What is required: In the listing that follows, how many lines contain the string "screenshot"? Provide only the number.
[start of Supplied information]
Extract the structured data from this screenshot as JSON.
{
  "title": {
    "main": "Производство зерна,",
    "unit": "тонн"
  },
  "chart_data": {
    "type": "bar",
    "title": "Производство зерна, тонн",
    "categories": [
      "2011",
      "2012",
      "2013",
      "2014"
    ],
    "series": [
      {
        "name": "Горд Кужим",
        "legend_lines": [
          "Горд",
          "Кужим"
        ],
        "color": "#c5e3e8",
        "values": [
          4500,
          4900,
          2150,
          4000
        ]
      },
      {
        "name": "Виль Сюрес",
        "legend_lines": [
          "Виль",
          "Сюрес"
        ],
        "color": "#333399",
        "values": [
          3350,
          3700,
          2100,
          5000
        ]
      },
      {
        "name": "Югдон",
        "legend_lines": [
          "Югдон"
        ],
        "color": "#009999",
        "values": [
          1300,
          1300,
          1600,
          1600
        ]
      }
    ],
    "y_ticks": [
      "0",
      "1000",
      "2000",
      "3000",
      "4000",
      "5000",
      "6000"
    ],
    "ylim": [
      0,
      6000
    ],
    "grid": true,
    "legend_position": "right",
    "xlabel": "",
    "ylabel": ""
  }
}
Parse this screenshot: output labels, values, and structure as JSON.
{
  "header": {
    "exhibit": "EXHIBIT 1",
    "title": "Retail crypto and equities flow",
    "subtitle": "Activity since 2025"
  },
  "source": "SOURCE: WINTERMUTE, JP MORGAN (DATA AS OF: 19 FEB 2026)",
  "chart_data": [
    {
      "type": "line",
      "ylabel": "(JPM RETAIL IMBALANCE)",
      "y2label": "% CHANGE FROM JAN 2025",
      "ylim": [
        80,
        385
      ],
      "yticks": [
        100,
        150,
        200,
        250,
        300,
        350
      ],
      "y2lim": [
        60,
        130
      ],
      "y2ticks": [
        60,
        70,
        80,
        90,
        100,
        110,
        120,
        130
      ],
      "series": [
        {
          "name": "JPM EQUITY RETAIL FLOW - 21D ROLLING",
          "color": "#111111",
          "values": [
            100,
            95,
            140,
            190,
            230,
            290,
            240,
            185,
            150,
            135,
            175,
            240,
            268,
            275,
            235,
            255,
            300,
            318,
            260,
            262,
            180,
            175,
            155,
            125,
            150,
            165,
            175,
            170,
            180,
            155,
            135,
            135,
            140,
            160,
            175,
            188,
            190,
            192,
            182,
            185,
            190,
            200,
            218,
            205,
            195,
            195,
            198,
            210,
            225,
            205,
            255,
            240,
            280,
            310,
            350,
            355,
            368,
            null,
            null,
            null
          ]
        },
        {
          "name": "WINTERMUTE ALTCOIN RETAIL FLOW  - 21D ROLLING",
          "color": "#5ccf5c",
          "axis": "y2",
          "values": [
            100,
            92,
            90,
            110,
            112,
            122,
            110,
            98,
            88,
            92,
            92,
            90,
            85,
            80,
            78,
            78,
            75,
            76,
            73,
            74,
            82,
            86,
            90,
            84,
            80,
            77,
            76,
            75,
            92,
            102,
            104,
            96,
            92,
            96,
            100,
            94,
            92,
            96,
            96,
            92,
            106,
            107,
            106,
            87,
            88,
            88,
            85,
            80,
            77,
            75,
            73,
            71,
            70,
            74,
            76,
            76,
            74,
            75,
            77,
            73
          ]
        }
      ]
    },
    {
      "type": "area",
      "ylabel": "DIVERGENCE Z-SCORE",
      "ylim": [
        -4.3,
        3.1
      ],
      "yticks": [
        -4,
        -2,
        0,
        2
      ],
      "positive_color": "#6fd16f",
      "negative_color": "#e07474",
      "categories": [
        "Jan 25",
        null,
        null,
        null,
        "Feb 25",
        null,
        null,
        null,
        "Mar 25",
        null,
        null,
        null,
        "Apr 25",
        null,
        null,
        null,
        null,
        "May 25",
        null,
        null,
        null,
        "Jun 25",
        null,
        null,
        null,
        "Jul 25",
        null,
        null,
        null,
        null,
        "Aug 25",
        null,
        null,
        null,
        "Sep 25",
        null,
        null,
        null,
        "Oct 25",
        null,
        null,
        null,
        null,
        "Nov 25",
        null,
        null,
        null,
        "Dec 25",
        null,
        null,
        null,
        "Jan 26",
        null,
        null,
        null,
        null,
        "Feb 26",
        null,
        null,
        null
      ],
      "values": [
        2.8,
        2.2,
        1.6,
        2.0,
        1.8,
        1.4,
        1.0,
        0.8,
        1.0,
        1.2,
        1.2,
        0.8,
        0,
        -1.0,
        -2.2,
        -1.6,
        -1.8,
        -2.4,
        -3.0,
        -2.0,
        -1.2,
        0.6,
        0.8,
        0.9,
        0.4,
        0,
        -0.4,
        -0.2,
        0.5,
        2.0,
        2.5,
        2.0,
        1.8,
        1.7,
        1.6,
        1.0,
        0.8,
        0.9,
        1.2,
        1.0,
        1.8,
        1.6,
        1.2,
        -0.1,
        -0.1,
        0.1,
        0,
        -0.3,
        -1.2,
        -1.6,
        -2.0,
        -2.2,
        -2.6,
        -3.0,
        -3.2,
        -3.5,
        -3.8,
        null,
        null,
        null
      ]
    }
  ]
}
[end of Supplied information]
Answer to this task: 2